Begin Given passage

I reread both Leaving the Atocha Station and 10:04 recently, so as to better contextualize Lerner’s latest, The Topeka School, and found them both to still be pleasantly over-intellectual, funny, and flawed books—but 10:04 held up rather better, even with its “mild lacrimal events.” Yes, in 2019 the fact that he dropped a New Yorker story into his novel wholesale isn’t as charming as it was in 2014, but who cares? And sure, the novel is mostly just a series of Ben Lerner’s observations about art and people and the world, but who cares, and actually that’s exactly what I love about it, because Ben Lerner’s observations are better than most people’s, and because if a book makes me sit around and think deeply about the world I live in and the connections between phenomena, then I’m more than satisfied. Plus, it has a truly hilarious masturbation scene. Really, you can’t beat it. (No pun intended!!!!!!!) –Emily Temple, Senior Editor
Rabih Alameddine, An Unnecessary Woman (2014)
Of course I was going to love this book. This is a book about books. It has four (4) epigraphs. W. G. Sebald’s Austerlitz is mentioned on page three. Roberto Bolaño’s 2666 is mentioned on page six. That’s only the tip of the iceberg. Plus, it’s about an introverted, deliciously sardonic, relentlessly stubborn woman who hates pretty much everyone, but loves literature, and spends all her time hiding in her Beirut apartment, secretly translating all her favorite novels into Arabic. She’s been doing this for 50 years. No one has ever read any of them. Honestly, I can’t think of a book better suited to my temperament.

End Given passage

## Direction 1:
In the rows, replace "calendar-day-cell" with "date-cell" in everything from the line containing "calendar-day-cell[interactable]: 25 [465, 344, 504, 370]" down to the line containing "collapse-icon[interactable] [586, 220, 595, 229]". Give those lines back with nothing else changed.

Begin Entries

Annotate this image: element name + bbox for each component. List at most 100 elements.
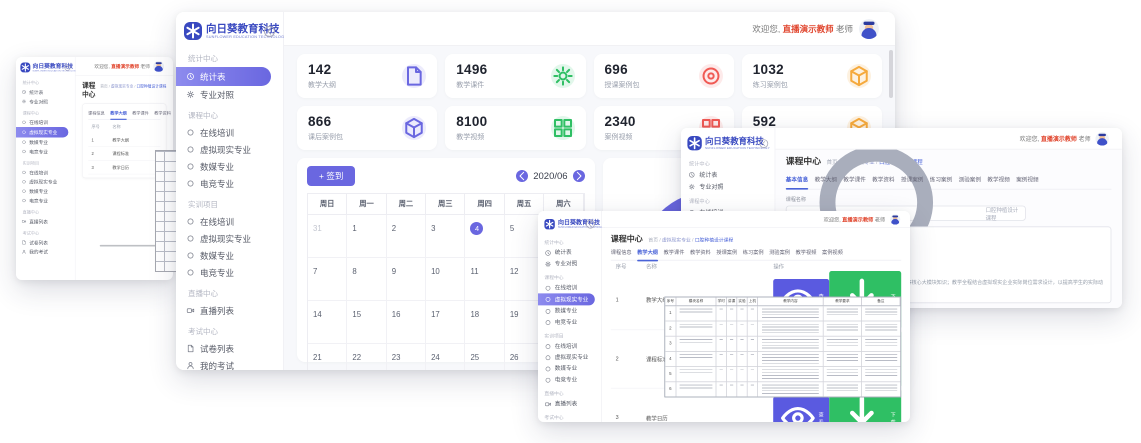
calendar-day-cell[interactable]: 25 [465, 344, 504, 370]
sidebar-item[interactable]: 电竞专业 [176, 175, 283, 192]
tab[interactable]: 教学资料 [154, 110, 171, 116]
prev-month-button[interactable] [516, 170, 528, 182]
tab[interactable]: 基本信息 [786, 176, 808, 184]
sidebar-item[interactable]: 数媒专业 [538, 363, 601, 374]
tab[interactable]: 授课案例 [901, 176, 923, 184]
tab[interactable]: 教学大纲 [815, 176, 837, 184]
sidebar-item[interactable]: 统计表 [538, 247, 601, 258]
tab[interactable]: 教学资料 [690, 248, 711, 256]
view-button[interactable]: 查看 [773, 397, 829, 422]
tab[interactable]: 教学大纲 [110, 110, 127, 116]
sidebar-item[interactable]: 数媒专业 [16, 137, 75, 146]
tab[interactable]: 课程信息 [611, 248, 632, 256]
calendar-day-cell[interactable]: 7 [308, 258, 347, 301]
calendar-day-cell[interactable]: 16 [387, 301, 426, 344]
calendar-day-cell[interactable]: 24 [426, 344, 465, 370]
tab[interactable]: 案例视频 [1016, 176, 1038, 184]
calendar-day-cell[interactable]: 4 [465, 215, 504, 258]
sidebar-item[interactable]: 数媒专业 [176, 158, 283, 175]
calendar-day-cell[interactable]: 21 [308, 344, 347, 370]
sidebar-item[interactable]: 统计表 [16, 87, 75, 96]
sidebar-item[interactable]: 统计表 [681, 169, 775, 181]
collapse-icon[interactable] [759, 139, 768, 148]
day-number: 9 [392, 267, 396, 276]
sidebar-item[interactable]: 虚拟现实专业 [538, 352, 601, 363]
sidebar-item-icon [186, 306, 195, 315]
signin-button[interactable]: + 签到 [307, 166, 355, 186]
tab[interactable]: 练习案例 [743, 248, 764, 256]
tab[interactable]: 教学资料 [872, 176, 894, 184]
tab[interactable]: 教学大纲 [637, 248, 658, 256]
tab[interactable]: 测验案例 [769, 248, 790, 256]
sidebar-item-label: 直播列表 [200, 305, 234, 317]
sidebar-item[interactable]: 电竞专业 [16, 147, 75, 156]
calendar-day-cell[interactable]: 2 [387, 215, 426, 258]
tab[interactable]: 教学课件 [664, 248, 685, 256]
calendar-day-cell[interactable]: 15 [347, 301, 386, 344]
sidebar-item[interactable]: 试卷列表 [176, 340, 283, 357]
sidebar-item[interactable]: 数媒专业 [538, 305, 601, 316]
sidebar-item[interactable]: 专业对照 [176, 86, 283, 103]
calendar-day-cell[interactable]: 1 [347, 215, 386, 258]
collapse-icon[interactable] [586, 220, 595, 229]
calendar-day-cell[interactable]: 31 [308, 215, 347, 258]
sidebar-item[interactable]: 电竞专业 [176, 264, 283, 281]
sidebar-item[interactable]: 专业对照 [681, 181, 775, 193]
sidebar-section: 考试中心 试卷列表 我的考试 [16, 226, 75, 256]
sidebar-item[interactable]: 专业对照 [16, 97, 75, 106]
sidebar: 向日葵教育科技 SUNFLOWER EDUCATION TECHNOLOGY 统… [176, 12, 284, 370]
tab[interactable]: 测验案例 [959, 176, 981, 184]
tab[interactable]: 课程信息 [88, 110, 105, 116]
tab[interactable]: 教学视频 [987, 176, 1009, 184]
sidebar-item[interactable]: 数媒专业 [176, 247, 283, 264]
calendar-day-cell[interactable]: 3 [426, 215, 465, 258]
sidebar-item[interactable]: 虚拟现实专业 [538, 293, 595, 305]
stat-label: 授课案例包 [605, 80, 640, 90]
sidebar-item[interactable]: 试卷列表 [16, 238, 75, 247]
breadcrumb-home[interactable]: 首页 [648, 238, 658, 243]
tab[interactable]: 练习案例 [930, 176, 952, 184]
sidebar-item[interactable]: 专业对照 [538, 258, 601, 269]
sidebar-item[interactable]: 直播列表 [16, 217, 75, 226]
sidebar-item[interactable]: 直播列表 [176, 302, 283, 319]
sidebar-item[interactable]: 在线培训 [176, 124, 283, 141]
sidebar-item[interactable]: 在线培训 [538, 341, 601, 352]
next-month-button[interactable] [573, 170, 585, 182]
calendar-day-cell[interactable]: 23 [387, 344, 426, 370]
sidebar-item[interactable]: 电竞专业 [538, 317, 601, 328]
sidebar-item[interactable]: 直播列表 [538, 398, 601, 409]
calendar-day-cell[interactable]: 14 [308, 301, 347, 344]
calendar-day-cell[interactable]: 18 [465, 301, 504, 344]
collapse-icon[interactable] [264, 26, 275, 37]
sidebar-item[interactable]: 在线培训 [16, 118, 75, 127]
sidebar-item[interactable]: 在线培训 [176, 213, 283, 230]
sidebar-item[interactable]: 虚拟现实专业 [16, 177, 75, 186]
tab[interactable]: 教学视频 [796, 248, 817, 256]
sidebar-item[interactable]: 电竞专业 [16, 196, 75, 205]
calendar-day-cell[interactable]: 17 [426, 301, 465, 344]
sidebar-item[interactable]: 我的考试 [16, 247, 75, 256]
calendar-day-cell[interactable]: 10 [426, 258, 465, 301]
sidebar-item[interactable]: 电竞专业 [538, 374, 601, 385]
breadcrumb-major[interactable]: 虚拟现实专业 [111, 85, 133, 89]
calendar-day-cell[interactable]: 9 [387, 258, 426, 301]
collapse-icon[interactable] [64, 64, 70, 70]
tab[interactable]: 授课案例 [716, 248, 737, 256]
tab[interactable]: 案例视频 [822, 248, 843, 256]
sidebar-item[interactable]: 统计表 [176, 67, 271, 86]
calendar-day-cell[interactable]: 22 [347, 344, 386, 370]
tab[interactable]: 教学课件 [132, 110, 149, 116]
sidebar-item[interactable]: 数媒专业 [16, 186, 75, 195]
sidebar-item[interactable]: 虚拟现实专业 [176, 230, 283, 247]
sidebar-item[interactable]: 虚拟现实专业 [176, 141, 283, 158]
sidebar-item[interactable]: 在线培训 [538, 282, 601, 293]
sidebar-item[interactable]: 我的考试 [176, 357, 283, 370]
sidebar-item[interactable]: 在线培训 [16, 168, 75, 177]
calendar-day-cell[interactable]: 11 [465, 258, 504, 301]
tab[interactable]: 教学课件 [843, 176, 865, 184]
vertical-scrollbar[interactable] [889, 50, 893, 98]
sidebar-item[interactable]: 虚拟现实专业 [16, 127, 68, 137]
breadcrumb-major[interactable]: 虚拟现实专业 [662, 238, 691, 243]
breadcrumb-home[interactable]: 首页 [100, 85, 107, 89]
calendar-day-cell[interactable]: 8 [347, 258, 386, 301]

End Entries
Begin Entries

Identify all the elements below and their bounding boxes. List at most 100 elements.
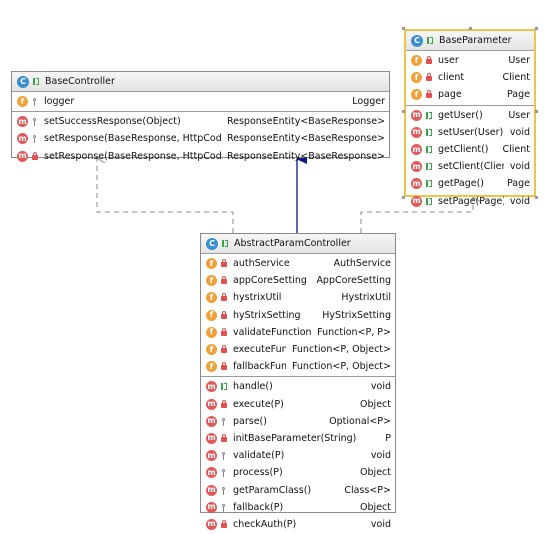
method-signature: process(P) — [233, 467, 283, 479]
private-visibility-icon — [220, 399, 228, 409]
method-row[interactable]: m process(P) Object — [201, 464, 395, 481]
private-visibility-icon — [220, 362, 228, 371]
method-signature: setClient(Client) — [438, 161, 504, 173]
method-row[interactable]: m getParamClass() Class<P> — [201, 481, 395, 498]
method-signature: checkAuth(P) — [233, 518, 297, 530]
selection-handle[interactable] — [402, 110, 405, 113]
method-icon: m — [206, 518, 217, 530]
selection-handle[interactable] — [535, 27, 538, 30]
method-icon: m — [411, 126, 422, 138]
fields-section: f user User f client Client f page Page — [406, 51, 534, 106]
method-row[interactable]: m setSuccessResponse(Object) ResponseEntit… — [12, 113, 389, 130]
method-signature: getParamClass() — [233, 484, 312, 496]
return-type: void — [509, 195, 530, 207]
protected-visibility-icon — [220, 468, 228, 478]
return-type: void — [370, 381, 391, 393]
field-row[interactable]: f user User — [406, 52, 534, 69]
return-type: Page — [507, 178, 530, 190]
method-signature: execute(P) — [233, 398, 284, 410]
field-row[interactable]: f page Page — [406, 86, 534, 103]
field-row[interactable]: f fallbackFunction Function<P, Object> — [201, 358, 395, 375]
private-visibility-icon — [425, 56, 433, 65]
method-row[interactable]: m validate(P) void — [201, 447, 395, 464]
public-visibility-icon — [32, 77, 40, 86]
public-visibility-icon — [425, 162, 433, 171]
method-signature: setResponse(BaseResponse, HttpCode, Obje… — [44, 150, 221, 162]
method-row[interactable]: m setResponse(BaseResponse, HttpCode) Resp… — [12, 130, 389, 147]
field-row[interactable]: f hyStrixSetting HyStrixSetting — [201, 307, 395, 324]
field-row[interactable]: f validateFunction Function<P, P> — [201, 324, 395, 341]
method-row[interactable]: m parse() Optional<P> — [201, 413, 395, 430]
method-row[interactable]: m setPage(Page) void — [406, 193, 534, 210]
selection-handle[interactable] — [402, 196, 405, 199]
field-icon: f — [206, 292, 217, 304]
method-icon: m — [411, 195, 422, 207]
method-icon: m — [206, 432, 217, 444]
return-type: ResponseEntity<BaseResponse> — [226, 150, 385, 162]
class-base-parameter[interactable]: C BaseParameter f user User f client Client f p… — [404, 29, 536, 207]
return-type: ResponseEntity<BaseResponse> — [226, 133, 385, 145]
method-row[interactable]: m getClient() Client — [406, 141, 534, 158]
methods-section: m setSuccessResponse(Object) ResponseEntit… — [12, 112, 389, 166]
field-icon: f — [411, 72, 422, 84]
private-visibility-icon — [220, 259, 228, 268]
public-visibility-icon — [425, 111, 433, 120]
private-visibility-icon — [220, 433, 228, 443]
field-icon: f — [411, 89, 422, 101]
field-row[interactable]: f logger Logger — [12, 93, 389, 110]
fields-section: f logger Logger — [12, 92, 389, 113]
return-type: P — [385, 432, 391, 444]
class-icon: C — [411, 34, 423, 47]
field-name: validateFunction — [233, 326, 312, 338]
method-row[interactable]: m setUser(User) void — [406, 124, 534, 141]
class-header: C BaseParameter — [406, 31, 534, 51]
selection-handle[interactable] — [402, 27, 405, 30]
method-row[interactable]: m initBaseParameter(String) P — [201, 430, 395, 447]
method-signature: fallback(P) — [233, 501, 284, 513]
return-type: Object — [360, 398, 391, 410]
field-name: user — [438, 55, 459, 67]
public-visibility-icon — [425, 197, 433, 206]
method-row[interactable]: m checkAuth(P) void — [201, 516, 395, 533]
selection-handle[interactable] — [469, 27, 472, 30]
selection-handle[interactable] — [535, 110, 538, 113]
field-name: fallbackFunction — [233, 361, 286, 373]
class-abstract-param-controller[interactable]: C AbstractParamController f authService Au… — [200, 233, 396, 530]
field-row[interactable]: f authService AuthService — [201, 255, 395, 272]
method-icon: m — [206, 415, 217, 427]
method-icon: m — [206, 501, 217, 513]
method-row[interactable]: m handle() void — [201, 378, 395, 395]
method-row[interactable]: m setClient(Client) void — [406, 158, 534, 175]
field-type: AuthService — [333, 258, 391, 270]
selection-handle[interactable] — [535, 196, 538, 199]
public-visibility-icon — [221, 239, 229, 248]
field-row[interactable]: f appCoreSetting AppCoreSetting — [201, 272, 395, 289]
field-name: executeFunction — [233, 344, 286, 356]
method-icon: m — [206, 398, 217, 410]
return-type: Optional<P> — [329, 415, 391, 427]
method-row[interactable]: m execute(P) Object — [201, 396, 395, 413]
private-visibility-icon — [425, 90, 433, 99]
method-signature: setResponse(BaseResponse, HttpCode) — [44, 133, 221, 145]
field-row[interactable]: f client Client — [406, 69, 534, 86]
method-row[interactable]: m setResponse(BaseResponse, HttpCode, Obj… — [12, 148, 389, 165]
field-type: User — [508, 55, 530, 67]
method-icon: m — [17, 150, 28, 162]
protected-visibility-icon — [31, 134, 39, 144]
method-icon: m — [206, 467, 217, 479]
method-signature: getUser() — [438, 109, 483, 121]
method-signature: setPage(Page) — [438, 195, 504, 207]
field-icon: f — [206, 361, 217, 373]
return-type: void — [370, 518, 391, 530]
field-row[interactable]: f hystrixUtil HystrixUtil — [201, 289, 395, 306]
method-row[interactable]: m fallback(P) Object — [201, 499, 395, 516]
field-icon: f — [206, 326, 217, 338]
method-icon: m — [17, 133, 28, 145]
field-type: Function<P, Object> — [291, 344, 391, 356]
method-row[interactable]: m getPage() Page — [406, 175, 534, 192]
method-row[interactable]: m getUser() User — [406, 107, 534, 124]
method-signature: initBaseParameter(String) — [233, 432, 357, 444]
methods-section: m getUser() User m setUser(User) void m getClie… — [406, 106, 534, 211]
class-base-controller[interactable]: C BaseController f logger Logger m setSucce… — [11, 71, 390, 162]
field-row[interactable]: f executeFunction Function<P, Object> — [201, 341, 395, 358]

End Entries

## Direction 2:
Return the book-review passage in full, word for word.

## Task output 1:
date-cell[interactable]: 25 [465, 344, 504, 370]
sidebar-item[interactable]: 电竞专业 [176, 175, 283, 192]
tab[interactable]: 教学资料 [154, 110, 171, 116]
prev-month-button[interactable] [516, 170, 528, 182]
tab[interactable]: 基本信息 [786, 176, 808, 184]
sidebar-item[interactable]: 数媒专业 [538, 363, 601, 374]
tab[interactable]: 授课案例 [901, 176, 923, 184]
tab[interactable]: 教学大纲 [815, 176, 837, 184]
sidebar-item[interactable]: 统计表 [538, 247, 601, 258]
tab[interactable]: 教学资料 [690, 248, 711, 256]
view-button[interactable]: 查看 [773, 397, 829, 422]
tab[interactable]: 教学大纲 [110, 110, 127, 116]
sidebar-item[interactable]: 数媒专业 [16, 137, 75, 146]
tab[interactable]: 课程信息 [611, 248, 632, 256]
date-cell[interactable]: 7 [308, 258, 347, 301]
date-cell[interactable]: 16 [387, 301, 426, 344]
date-cell[interactable]: 24 [426, 344, 465, 370]
tab[interactable]: 案例视频 [1016, 176, 1038, 184]
date-cell[interactable]: 4 [465, 215, 504, 258]
sidebar-item[interactable]: 数媒专业 [176, 158, 283, 175]
date-cell[interactable]: 21 [308, 344, 347, 370]
sidebar-item[interactable]: 统计表 [16, 87, 75, 96]
sidebar-item[interactable]: 统计表 [681, 169, 775, 181]
collapse-icon[interactable] [759, 139, 768, 148]
day-number: 9 [392, 267, 396, 276]
sidebar-item[interactable]: 虚拟现实专业 [538, 352, 601, 363]
sidebar-item-icon [186, 306, 195, 315]
signin-button[interactable]: + 签到 [307, 166, 355, 186]
tab[interactable]: 练习案例 [743, 248, 764, 256]
tab[interactable]: 教学资料 [872, 176, 894, 184]
tab[interactable]: 教学大纲 [637, 248, 658, 256]
tab[interactable]: 测验案例 [769, 248, 790, 256]
sidebar-item-label: 直播列表 [200, 305, 234, 317]
sidebar-item[interactable]: 电竞专业 [16, 147, 75, 156]
date-cell[interactable]: 2 [387, 215, 426, 258]
tab[interactable]: 教学课件 [664, 248, 685, 256]
date-cell[interactable]: 15 [347, 301, 386, 344]
sidebar-item[interactable]: 试卷列表 [176, 340, 283, 357]
sidebar-item[interactable]: 数媒专业 [538, 305, 601, 316]
sidebar-item[interactable]: 专业对照 [176, 86, 283, 103]
date-cell[interactable]: 1 [347, 215, 386, 258]
collapse-icon[interactable] [586, 220, 595, 229]

## Task output 2:
I reread both Leaving the Atocha Station and 10:04 recently, so as to better contextualize Lerner’s latest, The Topeka School, and found them both to still be pleasantly over-intellectual, funny, and flawed books—but 10:04 held up rather better, even with its “mild lacrimal events.” Yes, in 2019 the fact that he dropped a New Yorker story into his novel wholesale isn’t as charming as it was in 2014, but who cares? And sure, the novel is mostly just a series of Ben Lerner’s observations about art and people and the world, but who cares, and actually that’s exactly what I love about it, because Ben Lerner’s observations are better than most people’s, and because if a book makes me sit around and think deeply about the world I live in and the connections between phenomena, then I’m more than satisfied. Plus, it has a truly hilarious masturbation scene. Really, you can’t beat it. (No pun intended!!!!!!!) –Emily Temple, Senior Editor
Rabih Alameddine, An Unnecessary Woman (2014)
Of course I was going to love this book. This is a book about books. It has four (4) epigraphs. W. G. Sebald’s Austerlitz is mentioned on page three. Roberto Bolaño’s 2666 is mentioned on page six. That’s only the tip of the iceberg. Plus, it’s about an introverted, deliciously sardonic, relentlessly stubborn woman who hates pretty much everyone, but loves literature, and spends all her time hiding in her Beirut apartment, secretly translating all her favorite novels into Arabic. She’s been doing this for 50 years. No one has ever read any of them. Honestly, I can’t think of a book better suited to my temperament.